- _What the exercise asks_:
Repeat the full listing, word for word.

- _Records for this task_:
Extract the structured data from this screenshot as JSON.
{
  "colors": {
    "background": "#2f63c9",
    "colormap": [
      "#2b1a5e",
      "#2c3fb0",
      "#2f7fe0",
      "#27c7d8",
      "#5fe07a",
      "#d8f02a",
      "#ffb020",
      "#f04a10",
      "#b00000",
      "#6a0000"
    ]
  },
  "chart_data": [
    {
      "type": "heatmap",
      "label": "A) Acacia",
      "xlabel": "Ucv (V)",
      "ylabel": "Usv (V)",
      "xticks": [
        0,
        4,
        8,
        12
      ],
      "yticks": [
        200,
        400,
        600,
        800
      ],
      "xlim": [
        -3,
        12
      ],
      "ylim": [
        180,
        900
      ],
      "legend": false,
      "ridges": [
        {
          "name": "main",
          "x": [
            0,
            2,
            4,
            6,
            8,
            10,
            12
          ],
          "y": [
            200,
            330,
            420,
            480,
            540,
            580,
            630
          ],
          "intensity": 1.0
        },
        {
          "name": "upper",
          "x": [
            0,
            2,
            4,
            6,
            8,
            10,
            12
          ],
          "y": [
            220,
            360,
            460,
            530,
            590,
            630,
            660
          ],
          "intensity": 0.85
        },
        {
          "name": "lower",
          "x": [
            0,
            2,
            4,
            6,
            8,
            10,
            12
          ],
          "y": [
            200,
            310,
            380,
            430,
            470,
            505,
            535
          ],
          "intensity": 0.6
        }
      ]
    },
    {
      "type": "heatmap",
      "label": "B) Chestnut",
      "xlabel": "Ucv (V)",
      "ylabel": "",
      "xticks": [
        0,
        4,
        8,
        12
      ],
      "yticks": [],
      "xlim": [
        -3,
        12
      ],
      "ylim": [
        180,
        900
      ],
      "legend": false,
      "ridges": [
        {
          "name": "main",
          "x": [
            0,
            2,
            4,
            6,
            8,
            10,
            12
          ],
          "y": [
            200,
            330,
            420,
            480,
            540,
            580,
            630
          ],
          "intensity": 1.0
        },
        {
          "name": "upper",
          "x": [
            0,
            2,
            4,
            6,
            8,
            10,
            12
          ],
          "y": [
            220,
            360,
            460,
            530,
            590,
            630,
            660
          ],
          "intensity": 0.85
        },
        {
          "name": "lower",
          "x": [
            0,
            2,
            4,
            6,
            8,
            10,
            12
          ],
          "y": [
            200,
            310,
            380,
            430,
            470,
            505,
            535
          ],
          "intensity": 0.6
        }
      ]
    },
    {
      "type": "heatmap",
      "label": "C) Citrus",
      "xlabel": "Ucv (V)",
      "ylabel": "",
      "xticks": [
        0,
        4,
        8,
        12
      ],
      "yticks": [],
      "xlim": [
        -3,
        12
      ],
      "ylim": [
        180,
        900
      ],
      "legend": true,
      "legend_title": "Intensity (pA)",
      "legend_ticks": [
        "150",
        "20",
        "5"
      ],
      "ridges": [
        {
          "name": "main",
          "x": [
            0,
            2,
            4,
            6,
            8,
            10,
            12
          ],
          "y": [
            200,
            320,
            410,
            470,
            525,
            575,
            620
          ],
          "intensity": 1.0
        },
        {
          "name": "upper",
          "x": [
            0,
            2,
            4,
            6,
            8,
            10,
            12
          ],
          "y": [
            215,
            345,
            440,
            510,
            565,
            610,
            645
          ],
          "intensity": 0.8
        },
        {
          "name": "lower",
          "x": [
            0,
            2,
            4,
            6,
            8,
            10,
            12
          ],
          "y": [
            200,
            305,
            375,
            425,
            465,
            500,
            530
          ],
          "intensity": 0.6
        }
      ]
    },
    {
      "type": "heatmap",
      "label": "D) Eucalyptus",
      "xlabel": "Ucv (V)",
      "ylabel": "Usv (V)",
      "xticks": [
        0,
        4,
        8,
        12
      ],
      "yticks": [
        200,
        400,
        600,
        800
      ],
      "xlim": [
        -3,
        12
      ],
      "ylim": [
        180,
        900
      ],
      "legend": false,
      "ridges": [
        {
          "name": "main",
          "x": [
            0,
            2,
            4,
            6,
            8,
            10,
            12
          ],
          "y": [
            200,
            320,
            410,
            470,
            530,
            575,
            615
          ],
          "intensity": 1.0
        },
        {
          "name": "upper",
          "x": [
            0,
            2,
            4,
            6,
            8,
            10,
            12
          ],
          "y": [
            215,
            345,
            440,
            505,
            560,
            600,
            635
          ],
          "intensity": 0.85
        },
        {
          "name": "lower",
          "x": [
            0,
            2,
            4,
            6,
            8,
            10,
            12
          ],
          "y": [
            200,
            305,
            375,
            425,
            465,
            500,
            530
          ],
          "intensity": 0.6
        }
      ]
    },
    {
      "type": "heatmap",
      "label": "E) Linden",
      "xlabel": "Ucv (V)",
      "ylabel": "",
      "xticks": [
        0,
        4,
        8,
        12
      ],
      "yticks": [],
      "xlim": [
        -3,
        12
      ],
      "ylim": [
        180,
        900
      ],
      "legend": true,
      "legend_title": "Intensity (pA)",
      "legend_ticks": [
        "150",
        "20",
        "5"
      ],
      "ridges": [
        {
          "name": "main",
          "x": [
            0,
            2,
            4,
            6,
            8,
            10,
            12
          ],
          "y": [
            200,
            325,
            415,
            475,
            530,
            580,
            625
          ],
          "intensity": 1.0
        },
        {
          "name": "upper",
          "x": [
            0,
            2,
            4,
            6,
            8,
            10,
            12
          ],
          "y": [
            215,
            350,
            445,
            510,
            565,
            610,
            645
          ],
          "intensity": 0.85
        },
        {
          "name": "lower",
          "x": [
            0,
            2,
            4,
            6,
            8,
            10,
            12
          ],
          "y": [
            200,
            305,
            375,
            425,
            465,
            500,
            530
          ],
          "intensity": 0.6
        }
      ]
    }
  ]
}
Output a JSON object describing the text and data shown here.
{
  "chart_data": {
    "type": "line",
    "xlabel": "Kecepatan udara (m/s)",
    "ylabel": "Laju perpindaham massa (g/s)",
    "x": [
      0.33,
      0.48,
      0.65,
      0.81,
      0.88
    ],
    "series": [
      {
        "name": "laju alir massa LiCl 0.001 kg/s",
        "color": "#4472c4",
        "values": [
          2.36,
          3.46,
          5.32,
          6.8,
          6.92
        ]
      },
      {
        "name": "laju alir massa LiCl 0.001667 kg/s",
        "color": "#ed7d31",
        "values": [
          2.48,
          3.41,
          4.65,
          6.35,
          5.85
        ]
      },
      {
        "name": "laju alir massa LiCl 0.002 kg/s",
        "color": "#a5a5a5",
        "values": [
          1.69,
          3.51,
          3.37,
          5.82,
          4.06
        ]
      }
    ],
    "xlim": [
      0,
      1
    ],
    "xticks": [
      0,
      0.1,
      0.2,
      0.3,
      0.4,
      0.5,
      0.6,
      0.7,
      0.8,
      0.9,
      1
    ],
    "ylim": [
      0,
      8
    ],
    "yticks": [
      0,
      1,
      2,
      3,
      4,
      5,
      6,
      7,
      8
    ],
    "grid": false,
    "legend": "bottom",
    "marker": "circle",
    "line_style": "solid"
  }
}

- _Result below_:
Extract the structured data from this screenshot as JSON.
{
  "colors": {
    "background": "#2f63c9",
    "colormap": [
      "#2b1a5e",
      "#2c3fb0",
      "#2f7fe0",
      "#27c7d8",
      "#5fe07a",
      "#d8f02a",
      "#ffb020",
      "#f04a10",
      "#b00000",
      "#6a0000"
    ]
  },
  "chart_data": [
    {
      "type": "heatmap",
      "label": "A) Acacia",
      "xlabel": "Ucv (V)",
      "ylabel": "Usv (V)",
      "xticks": [
        0,
        4,
        8,
        12
      ],
      "yticks": [
        200,
        400,
        600,
        800
      ],
      "xlim": [
        -3,
        12
      ],
      "ylim": [
        180,
        900
      ],
      "legend": false,
      "ridges": [
        {
          "name": "main",
          "x": [
            0,
            2,
            4,
            6,
            8,
            10,
            12
          ],
          "y": [
            200,
            330,
            420,
            480,
            540,
            580,
            630
          ],
          "intensity": 1.0
        },
        {
          "name": "upper",
          "x": [
            0,
            2,
            4,
            6,
            8,
            10,
            12
          ],
          "y": [
            220,
            360,
            460,
            530,
            590,
            630,
            660
          ],
          "intensity": 0.85
        },
        {
          "name": "lower",
          "x": [
            0,
            2,
            4,
            6,
            8,
            10,
            12
          ],
          "y": [
            200,
            310,
            380,
            430,
            470,
            505,
            535
          ],
          "intensity": 0.6
        }
      ]
    },
    {
      "type": "heatmap",
      "label": "B) Chestnut",
      "xlabel": "Ucv (V)",
      "ylabel": "",
      "xticks": [
        0,
        4,
        8,
        12
      ],
      "yticks": [],
      "xlim": [
        -3,
        12
      ],
      "ylim": [
        180,
        900
      ],
      "legend": false,
      "ridges": [
        {
          "name": "main",
          "x": [
            0,
            2,
            4,
            6,
            8,
            10,
            12
          ],
          "y": [
            200,
            330,
            420,
            480,
            540,
            580,
            630
          ],
          "intensity": 1.0
        },
        {
          "name": "upper",
          "x": [
            0,
            2,
            4,
            6,
            8,
            10,
            12
          ],
          "y": [
            220,
            360,
            460,
            530,
            590,
            630,
            660
          ],
          "intensity": 0.85
        },
        {
          "name": "lower",
          "x": [
            0,
            2,
            4,
            6,
            8,
            10,
            12
          ],
          "y": [
            200,
            310,
            380,
            430,
            470,
            505,
            535
          ],
          "intensity": 0.6
        }
      ]
    },
    {
      "type": "heatmap",
      "label": "C) Citrus",
      "xlabel": "Ucv (V)",
      "ylabel": "",
      "xticks": [
        0,
        4,
        8,
        12
      ],
      "yticks": [],
      "xlim": [
        -3,
        12
      ],
      "ylim": [
        180,
        900
      ],
      "legend": true,
      "legend_title": "Intensity (pA)",
      "legend_ticks": [
        "150",
        "20",
        "5"
      ],
      "ridges": [
        {
          "name": "main",
          "x": [
            0,
            2,
            4,
            6,
            8,
            10,
            12
          ],
          "y": [
            200,
            320,
            410,
            470,
            525,
            575,
            620
          ],
          "intensity": 1.0
        },
        {
          "name": "upper",
          "x": [
            0,
            2,
            4,
            6,
            8,
            10,
            12
          ],
          "y": [
            215,
            345,
            440,
            510,
            565,
            610,
            645
          ],
          "intensity": 0.8
        },
        {
          "name": "lower",
          "x": [
            0,
            2,
            4,
            6,
            8,
            10,
            12
          ],
          "y": [
            200,
            305,
            375,
            425,
            465,
            500,
            530
          ],
          "intensity": 0.6
        }
      ]
    },
    {
      "type": "heatmap",
      "label": "D) Eucalyptus",
      "xlabel": "Ucv (V)",
      "ylabel": "Usv (V)",
      "xticks": [
        0,
        4,
        8,
        12
      ],
      "yticks": [
        200,
        400,
        600,
        800
      ],
      "xlim": [
        -3,
        12
      ],
      "ylim": [
        180,
        900
      ],
      "legend": false,
      "ridges": [
        {
          "name": "main",
          "x": [
            0,
            2,
            4,
            6,
            8,
            10,
            12
          ],
          "y": [
            200,
            320,
            410,
            470,
            530,
            575,
            615
          ],
          "intensity": 1.0
        },
        {
          "name": "upper",
          "x": [
            0,
            2,
            4,
            6,
            8,
            10,
            12
          ],
          "y": [
            215,
            345,
            440,
            505,
            560,
            600,
            635
          ],
          "intensity": 0.85
        },
        {
          "name": "lower",
          "x": [
            0,
            2,
            4,
            6,
            8,
            10,
            12
          ],
          "y": [
            200,
            305,
            375,
            425,
            465,
            500,
            530
          ],
          "intensity": 0.6
        }
      ]
    },
    {
      "type": "heatmap",
      "label": "E) Linden",
      "xlabel": "Ucv (V)",
      "ylabel": "",
      "xticks": [
        0,
        4,
        8,
        12
      ],
      "yticks": [],
      "xlim": [
        -3,
        12
      ],
      "ylim": [
        180,
        900
      ],
      "legend": true,
      "legend_title": "Intensity (pA)",
      "legend_ticks": [
        "150",
        "20",
        "5"
      ],
      "ridges": [
        {
          "name": "main",
          "x": [
            0,
            2,
            4,
            6,
            8,
            10,
            12
          ],
          "y": [
            200,
            325,
            415,
            475,
            530,
            580,
            625
          ],
          "intensity": 1.0
        },
        {
          "name": "upper",
          "x": [
            0,
            2,
            4,
            6,
            8,
            10,
            12
          ],
          "y": [
            215,
            350,
            445,
            510,
            565,
            610,
            645
          ],
          "intensity": 0.85
        },
        {
          "name": "lower",
          "x": [
            0,
            2,
            4,
            6,
            8,
            10,
            12
          ],
          "y": [
            200,
            305,
            375,
            425,
            465,
            500,
            530
          ],
          "intensity": 0.6
        }
      ]
    }
  ]
}
Output a JSON object describing the text and data shown here.
{
  "chart_data": {
    "type": "line",
    "xlabel": "Kecepatan udara (m/s)",
    "ylabel": "Laju perpindaham massa (g/s)",
    "x": [
      0.33,
      0.48,
      0.65,
      0.81,
      0.88
    ],
    "series": [
      {
        "name": "laju alir massa LiCl 0.001 kg/s",
        "color": "#4472c4",
        "values": [
          2.36,
          3.46,
          5.32,
          6.8,
          6.92
        ]
      },
      {
        "name": "laju alir massa LiCl 0.001667 kg/s",
        "color": "#ed7d31",
        "values": [
          2.48,
          3.41,
          4.65,
          6.35,
          5.85
        ]
      },
      {
        "name": "laju alir massa LiCl 0.002 kg/s",
        "color": "#a5a5a5",
        "values": [
          1.69,
          3.51,
          3.37,
          5.82,
          4.06
        ]
      }
    ],
    "xlim": [
      0,
      1
    ],
    "xticks": [
      0,
      0.1,
      0.2,
      0.3,
      0.4,
      0.5,
      0.6,
      0.7,
      0.8,
      0.9,
      1
    ],
    "ylim": [
      0,
      8
    ],
    "yticks": [
      0,
      1,
      2,
      3,
      4,
      5,
      6,
      7,
      8
    ],
    "grid": false,
    "legend": "bottom",
    "marker": "circle",
    "line_style": "solid"
  }
}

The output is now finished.